Task description: Extract each line of the data and write it out again exactly.

# # # #

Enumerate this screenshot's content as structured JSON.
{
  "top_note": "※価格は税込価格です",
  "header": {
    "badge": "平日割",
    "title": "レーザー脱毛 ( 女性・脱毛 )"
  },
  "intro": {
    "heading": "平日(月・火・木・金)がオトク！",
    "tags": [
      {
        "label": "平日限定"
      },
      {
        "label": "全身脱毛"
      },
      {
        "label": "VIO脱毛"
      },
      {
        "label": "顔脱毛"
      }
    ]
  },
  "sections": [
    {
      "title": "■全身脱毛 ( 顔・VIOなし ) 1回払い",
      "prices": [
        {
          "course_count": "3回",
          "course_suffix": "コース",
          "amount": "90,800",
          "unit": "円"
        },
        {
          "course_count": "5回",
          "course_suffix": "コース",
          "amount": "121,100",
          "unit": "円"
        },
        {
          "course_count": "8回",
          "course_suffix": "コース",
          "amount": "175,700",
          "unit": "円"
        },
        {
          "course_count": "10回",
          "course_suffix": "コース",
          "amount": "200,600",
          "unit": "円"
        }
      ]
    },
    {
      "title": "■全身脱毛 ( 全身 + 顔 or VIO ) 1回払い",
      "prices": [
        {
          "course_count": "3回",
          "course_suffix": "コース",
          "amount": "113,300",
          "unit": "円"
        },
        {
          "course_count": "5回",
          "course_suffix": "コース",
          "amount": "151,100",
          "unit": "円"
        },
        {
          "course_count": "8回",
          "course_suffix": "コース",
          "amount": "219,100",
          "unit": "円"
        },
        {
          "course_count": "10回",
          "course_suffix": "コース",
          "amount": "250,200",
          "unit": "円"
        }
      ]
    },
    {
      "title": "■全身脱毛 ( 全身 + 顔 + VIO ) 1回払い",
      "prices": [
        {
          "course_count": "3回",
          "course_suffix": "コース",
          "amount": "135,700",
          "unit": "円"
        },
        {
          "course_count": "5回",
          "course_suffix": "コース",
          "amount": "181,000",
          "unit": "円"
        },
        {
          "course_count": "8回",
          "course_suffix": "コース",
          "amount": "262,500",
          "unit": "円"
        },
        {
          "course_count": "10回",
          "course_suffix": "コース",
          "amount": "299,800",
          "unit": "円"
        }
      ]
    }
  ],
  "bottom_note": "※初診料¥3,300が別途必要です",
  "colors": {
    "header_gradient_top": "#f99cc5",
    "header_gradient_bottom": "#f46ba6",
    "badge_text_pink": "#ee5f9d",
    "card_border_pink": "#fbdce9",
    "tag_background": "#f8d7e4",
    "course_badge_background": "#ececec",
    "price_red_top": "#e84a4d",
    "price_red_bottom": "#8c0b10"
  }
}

# # # #

Task solution:
Enumerate this screenshot's content as structured JSON.
{
  "top_note": "※価格は税込価格です",
  "header": {
    "badge": "平日割",
    "title": "レーザー脱毛 ( 女性・脱毛 )"
  },
  "intro": {
    "heading": "平日(月・火・木・金)がオトク！",
    "tags": [
      {
        "label": "平日限定"
      },
      {
        "label": "全身脱毛"
      },
      {
        "label": "VIO脱毛"
      },
      {
        "label": "顔脱毛"
      }
    ]
  },
  "sections": [
    {
      "title": "■全身脱毛 ( 顔・VIOなし ) 1回払い",
      "prices": [
        {
          "course_count": "3回",
          "course_suffix": "コース",
          "amount": "90,800",
          "unit": "円"
        },
        {
          "course_count": "5回",
          "course_suffix": "コース",
          "amount": "121,100",
          "unit": "円"
        },
        {
          "course_count": "8回",
          "course_suffix": "コース",
          "amount": "175,700",
          "unit": "円"
        },
        {
          "course_count": "10回",
          "course_suffix": "コース",
          "amount": "200,600",
          "unit": "円"
        }
      ]
    },
    {
      "title": "■全身脱毛 ( 全身 + 顔 or VIO ) 1回払い",
      "prices": [
        {
          "course_count": "3回",
          "course_suffix": "コース",
          "amount": "113,300",
          "unit": "円"
        },
        {
          "course_count": "5回",
          "course_suffix": "コース",
          "amount": "151,100",
          "unit": "円"
        },
        {
          "course_count": "8回",
          "course_suffix": "コース",
          "amount": "219,100",
          "unit": "円"
        },
        {
          "course_count": "10回",
          "course_suffix": "コース",
          "amount": "250,200",
          "unit": "円"
        }
      ]
    },
    {
      "title": "■全身脱毛 ( 全身 + 顔 + VIO ) 1回払い",
      "prices": [
        {
          "course_count": "3回",
          "course_suffix": "コース",
          "amount": "135,700",
          "unit": "円"
        },
        {
          "course_count": "5回",
          "course_suffix": "コース",
          "amount": "181,000",
          "unit": "円"
        },
        {
          "course_count": "8回",
          "course_suffix": "コース",
          "amount": "262,500",
          "unit": "円"
        },
        {
          "course_count": "10回",
          "course_suffix": "コース",
          "amount": "299,800",
          "unit": "円"
        }
      ]
    }
  ],
  "bottom_note": "※初診料¥3,300が別途必要です",
  "colors": {
    "header_gradient_top": "#f99cc5",
    "header_gradient_bottom": "#f46ba6",
    "badge_text_pink": "#ee5f9d",
    "card_border_pink": "#fbdce9",
    "tag_background": "#f8d7e4",
    "course_badge_background": "#ececec",
    "price_red_top": "#e84a4d",
    "price_red_bottom": "#8c0b10"
  }
}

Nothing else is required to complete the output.